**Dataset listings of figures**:
----------------
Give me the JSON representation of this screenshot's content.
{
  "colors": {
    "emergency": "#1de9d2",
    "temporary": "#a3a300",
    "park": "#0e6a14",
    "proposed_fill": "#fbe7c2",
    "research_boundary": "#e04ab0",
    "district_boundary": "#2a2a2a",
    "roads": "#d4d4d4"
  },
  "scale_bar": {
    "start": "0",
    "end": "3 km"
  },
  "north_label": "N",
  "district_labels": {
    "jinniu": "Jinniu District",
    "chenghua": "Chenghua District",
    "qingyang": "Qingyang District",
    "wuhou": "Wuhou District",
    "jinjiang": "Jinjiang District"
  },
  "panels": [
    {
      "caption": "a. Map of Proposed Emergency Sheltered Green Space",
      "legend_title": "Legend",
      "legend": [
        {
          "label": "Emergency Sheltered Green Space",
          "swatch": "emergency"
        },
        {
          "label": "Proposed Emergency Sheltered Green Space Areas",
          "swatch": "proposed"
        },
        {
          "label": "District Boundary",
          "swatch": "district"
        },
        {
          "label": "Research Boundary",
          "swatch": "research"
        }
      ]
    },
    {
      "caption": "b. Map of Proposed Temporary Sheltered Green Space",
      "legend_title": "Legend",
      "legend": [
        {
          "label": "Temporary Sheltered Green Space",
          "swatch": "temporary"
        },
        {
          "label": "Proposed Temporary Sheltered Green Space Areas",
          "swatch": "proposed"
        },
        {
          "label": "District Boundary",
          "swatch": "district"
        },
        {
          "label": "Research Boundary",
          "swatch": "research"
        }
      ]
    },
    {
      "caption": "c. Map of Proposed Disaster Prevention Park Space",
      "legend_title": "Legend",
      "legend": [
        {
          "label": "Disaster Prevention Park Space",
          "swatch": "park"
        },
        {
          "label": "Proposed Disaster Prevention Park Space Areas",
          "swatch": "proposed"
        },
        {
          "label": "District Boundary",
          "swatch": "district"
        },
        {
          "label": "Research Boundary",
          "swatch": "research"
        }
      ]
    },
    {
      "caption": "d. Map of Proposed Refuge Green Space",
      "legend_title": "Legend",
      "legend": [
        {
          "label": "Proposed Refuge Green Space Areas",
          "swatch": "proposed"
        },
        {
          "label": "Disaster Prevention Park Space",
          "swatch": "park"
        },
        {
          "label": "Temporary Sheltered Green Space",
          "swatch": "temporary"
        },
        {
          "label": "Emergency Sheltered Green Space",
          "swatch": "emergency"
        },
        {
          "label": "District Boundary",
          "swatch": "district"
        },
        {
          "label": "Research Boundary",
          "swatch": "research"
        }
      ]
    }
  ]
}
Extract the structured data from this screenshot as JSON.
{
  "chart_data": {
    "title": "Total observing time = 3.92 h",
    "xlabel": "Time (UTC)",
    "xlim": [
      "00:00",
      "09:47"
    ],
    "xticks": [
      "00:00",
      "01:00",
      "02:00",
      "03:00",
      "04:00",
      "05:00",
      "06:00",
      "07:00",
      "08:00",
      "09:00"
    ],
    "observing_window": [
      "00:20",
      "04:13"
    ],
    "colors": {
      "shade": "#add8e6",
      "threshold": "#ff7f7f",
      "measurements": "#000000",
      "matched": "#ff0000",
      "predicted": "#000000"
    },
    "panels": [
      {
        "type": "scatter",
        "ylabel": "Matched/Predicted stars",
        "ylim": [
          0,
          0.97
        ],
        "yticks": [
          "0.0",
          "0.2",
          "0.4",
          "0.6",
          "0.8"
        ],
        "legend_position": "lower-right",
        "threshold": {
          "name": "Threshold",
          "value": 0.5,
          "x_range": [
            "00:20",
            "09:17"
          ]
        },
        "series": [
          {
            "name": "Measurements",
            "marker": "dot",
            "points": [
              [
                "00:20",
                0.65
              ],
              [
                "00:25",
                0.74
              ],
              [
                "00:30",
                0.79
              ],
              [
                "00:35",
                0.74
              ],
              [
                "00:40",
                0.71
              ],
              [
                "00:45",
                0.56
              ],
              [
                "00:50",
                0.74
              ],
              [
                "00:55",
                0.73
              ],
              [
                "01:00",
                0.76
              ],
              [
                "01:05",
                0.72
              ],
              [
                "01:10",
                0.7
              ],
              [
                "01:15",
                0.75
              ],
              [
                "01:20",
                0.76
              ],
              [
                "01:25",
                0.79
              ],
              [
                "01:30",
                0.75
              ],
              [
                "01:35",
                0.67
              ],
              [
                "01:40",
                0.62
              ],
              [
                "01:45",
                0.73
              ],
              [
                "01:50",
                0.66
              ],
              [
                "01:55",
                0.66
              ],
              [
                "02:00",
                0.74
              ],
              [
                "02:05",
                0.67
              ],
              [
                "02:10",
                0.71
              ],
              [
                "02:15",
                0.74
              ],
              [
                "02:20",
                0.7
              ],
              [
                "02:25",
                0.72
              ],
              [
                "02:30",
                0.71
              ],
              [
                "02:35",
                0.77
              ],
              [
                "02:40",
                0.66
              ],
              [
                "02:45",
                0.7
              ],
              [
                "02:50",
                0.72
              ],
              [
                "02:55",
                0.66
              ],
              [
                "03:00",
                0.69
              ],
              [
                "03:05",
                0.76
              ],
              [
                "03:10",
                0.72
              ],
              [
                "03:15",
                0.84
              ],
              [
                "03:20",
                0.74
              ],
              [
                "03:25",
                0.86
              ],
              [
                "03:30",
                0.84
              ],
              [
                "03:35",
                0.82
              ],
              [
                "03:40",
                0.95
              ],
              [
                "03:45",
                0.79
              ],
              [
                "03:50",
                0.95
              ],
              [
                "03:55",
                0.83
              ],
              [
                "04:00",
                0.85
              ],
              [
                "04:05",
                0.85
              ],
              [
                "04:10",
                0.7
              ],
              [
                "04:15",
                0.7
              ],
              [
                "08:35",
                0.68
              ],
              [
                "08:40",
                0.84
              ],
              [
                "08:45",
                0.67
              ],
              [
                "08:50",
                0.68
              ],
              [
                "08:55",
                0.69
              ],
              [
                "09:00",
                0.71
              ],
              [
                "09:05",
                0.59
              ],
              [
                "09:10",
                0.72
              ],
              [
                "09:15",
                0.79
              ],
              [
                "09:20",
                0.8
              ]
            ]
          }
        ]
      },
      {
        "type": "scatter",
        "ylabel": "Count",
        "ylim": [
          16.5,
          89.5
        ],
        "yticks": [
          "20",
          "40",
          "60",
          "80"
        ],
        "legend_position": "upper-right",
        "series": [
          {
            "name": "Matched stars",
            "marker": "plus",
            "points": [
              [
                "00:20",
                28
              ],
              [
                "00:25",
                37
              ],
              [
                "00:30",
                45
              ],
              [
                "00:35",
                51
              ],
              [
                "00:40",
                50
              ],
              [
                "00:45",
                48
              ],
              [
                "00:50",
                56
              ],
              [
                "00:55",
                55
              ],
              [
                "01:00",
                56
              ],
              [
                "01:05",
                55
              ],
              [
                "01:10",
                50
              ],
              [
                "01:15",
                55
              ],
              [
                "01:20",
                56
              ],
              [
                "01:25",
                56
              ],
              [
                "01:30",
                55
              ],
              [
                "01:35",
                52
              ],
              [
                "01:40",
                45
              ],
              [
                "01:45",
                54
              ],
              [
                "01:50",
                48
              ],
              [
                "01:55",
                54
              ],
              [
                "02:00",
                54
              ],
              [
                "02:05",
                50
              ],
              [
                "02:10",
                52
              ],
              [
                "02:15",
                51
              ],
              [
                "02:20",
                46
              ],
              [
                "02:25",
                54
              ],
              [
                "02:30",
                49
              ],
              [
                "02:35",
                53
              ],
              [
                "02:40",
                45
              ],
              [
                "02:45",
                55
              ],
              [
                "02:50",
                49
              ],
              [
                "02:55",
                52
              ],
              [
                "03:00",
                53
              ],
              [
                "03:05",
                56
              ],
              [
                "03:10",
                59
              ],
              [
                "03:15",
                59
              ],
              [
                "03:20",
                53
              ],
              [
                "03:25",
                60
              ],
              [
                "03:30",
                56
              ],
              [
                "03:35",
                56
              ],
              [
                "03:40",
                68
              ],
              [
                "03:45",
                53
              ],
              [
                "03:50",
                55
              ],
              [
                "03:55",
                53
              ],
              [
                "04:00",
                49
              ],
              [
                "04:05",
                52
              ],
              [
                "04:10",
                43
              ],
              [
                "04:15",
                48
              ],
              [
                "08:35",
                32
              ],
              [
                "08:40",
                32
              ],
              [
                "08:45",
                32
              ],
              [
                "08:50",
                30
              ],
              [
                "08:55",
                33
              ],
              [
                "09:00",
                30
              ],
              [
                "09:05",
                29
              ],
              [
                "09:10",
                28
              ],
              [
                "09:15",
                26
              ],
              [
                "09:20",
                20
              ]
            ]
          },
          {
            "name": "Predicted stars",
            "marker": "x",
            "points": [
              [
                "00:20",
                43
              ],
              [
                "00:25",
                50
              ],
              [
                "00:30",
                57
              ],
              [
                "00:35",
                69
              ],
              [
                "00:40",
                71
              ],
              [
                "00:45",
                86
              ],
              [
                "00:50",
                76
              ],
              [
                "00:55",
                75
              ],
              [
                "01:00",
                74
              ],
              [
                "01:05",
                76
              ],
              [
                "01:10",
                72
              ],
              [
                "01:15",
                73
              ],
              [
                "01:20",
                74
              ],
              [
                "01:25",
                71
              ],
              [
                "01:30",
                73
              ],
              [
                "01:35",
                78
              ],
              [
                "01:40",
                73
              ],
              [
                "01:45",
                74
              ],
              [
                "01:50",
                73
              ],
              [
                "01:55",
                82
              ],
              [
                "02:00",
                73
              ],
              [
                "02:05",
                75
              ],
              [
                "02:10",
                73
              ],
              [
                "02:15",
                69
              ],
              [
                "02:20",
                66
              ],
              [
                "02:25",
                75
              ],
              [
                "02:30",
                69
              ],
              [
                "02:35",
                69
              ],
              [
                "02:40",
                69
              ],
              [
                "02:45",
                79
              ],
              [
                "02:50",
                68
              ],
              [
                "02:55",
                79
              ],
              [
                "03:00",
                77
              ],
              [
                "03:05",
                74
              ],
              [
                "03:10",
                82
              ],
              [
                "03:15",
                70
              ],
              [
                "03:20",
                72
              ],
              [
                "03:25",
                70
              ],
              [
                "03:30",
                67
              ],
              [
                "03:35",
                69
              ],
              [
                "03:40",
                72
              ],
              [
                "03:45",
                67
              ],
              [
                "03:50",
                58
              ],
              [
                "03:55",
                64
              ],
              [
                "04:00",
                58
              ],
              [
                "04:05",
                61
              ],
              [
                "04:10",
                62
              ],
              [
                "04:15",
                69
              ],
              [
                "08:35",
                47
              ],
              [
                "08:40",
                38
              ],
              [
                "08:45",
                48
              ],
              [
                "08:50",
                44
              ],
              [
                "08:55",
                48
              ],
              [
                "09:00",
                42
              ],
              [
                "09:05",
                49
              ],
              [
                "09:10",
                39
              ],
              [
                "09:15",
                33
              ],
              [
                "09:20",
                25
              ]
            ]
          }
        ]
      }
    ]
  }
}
----------------
**The task**:
Collect each line above holding the string "stars".

**Solution to this exercise**:
        "ylabel": "Matched/Predicted stars",
            "name": "Matched stars",
            "name": "Predicted stars",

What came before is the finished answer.